**Challenge:**
Exclude the pictures, then repeat the remaining data exactly.

#### Records for the exercise

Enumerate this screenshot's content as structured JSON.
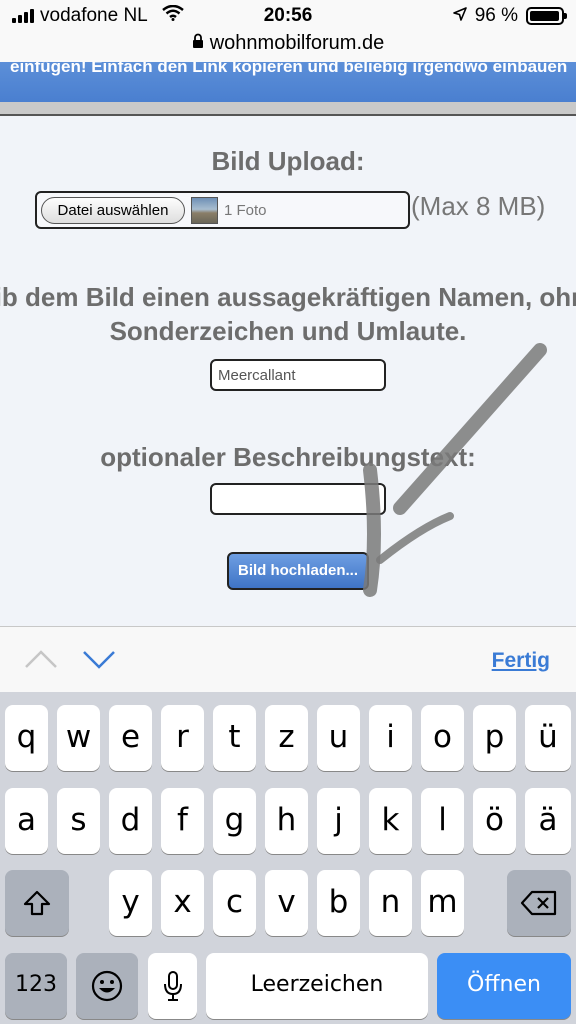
{
  "status_bar": {
    "carrier": "vodafone NL",
    "time": "20:56",
    "battery_percent": "96 %",
    "battery_level": 0.96
  },
  "url_bar": {
    "domain": "wohnmobilforum.de"
  },
  "banner": {
    "text": "einfügen! Einfach den Link kopieren und beliebig irgendwo einbauen"
  },
  "form": {
    "title": "Bild Upload:",
    "file_button_label": "Datei auswählen",
    "file_count": "1 Foto",
    "max_size": "(Max 8 MB)",
    "name_instruction_line1": "Gib dem Bild einen aussagekräftigen Namen, ohne",
    "name_instruction_line2": "Sonderzeichen und Umlaute.",
    "name_value": "Meercallant",
    "description_label": "optionaler Beschreibungstext:",
    "description_value": "",
    "upload_button_label": "Bild hochladen..."
  },
  "accessory_bar": {
    "done_label": "Fertig"
  },
  "keyboard": {
    "row1": [
      "q",
      "w",
      "e",
      "r",
      "t",
      "z",
      "u",
      "i",
      "o",
      "p",
      "ü"
    ],
    "row2": [
      "a",
      "s",
      "d",
      "f",
      "g",
      "h",
      "j",
      "k",
      "l",
      "ö",
      "ä"
    ],
    "row3": [
      "y",
      "x",
      "c",
      "v",
      "b",
      "n",
      "m"
    ],
    "numbers_label": "123",
    "space_label": "Leerzeichen",
    "return_label": "Öffnen"
  },
  "colors": {
    "banner_blue": "#4a7fd0",
    "upload_button_blue": "#3f74c6",
    "done_link": "#3a7bd5",
    "return_key": "#3b8ef5"
  }
}
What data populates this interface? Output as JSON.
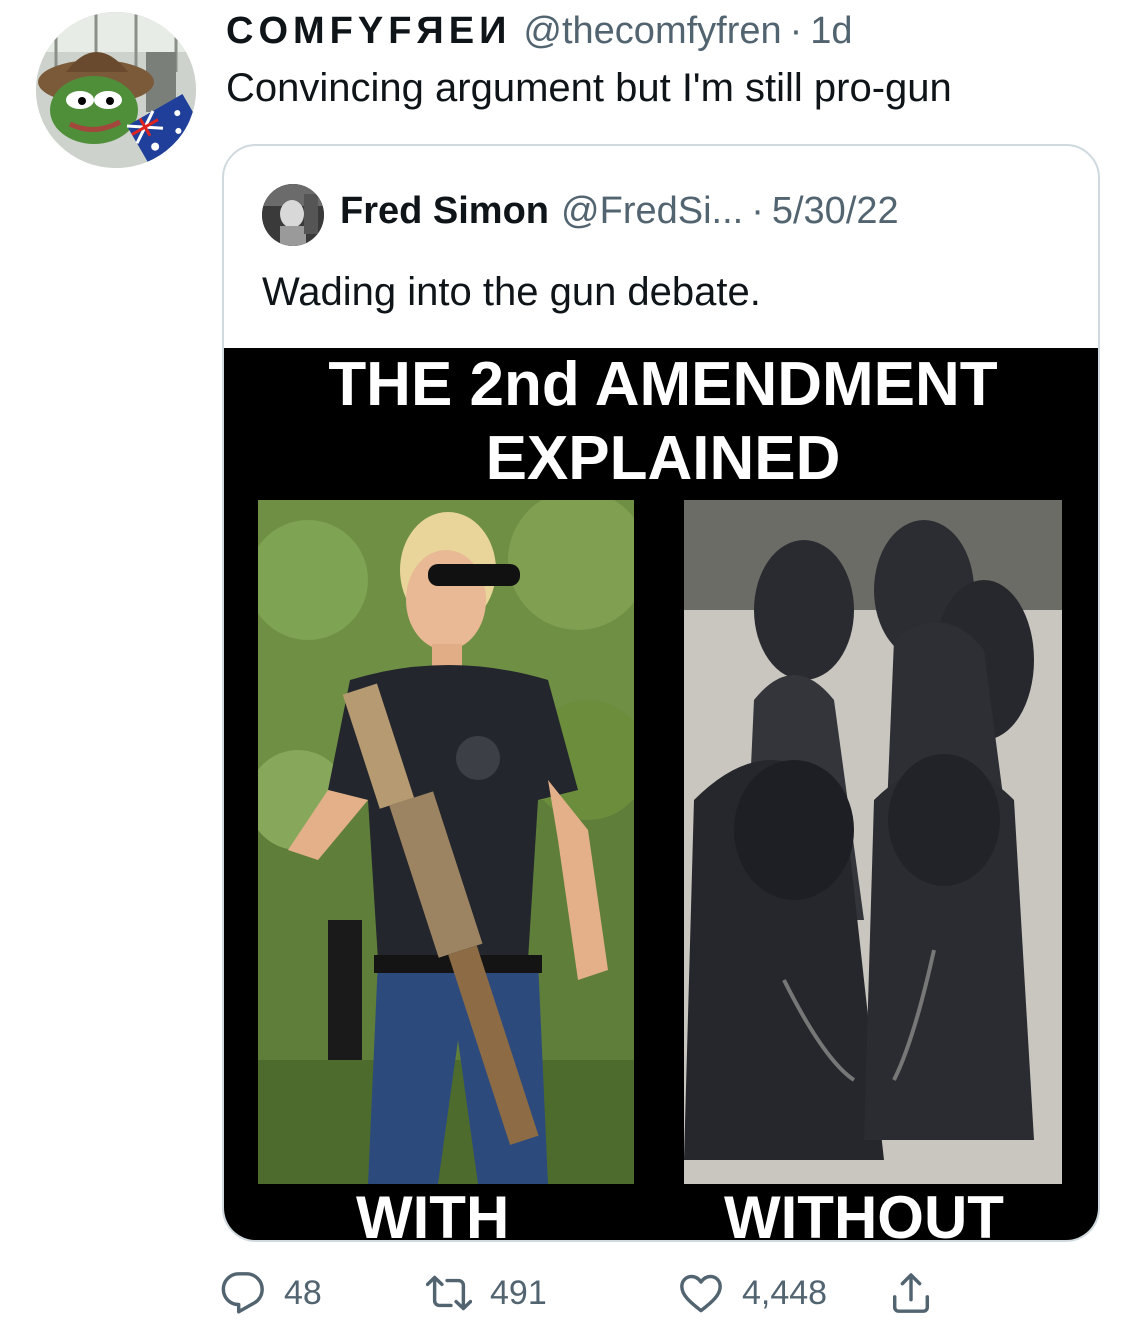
{
  "tweet": {
    "display_name": "COMFYFЯEИ",
    "handle": "@thecomfyfren",
    "separator": "·",
    "time": "1d",
    "text": "Convincing argument but I'm still pro-gun"
  },
  "quote": {
    "display_name": "Fred Simon",
    "handle": "@FredSi...",
    "separator": "·",
    "date": "5/30/22",
    "text": "Wading into the gun debate.",
    "meme": {
      "title_line_1": "THE 2nd AMENDMENT",
      "title_line_2": "EXPLAINED",
      "caption_left": "WITH",
      "caption_right": "WITHOUT"
    }
  },
  "actions": {
    "reply_count": "48",
    "retweet_count": "491",
    "like_count": "4,448",
    "icons": [
      "reply-icon",
      "retweet-icon",
      "like-icon",
      "share-icon"
    ]
  },
  "colors": {
    "text_primary": "#0f1419",
    "text_secondary": "#536471",
    "border": "#cfd9de",
    "meme_background": "#000000"
  }
}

########

**Task solution:**
Enumerate this screenshot's content as structured JSON.
{
  "status_bar": {
    "carrier": "vodafone NL",
    "time": "20:56",
    "battery_percent": "96 %",
    "battery_level": 0.96
  },
  "url_bar": {
    "domain": "wohnmobilforum.de"
  },
  "banner": {
    "text": "einfügen! Einfach den Link kopieren und beliebig irgendwo einbauen"
  },
  "form": {
    "title": "Bild Upload:",
    "file_button_label": "Datei auswählen",
    "file_count": "1 Foto",
    "max_size": "(Max 8 MB)",
    "name_instruction_line1": "Gib dem Bild einen aussagekräftigen Namen, ohne",
    "name_instruction_line2": "Sonderzeichen und Umlaute.",
    "name_value": "Meercallant",
    "description_label": "optionaler Beschreibungstext:",
    "description_value": "",
    "upload_button_label": "Bild hochladen..."
  },
  "accessory_bar": {
    "done_label": "Fertig"
  },
  "keyboard": {
    "row1": [
      "q",
      "w",
      "e",
      "r",
      "t",
      "z",
      "u",
      "i",
      "o",
      "p",
      "ü"
    ],
    "row2": [
      "a",
      "s",
      "d",
      "f",
      "g",
      "h",
      "j",
      "k",
      "l",
      "ö",
      "ä"
    ],
    "row3": [
      "y",
      "x",
      "c",
      "v",
      "b",
      "n",
      "m"
    ],
    "numbers_label": "123",
    "space_label": "Leerzeichen",
    "return_label": "Öffnen"
  },
  "colors": {
    "banner_blue": "#4a7fd0",
    "upload_button_blue": "#3f74c6",
    "done_link": "#3a7bd5",
    "return_key": "#3b8ef5"
  }
}
What data populates this interface? Output as JSON.
{
  "tweet": {
    "display_name": "COMFYFЯEИ",
    "handle": "@thecomfyfren",
    "separator": "·",
    "time": "1d",
    "text": "Convincing argument but I'm still pro-gun"
  },
  "quote": {
    "display_name": "Fred Simon",
    "handle": "@FredSi...",
    "separator": "·",
    "date": "5/30/22",
    "text": "Wading into the gun debate.",
    "meme": {
      "title_line_1": "THE 2nd AMENDMENT",
      "title_line_2": "EXPLAINED",
      "caption_left": "WITH",
      "caption_right": "WITHOUT"
    }
  },
  "actions": {
    "reply_count": "48",
    "retweet_count": "491",
    "like_count": "4,448",
    "icons": [
      "reply-icon",
      "retweet-icon",
      "like-icon",
      "share-icon"
    ]
  },
  "colors": {
    "text_primary": "#0f1419",
    "text_secondary": "#536471",
    "border": "#cfd9de",
    "meme_background": "#000000"
  }
}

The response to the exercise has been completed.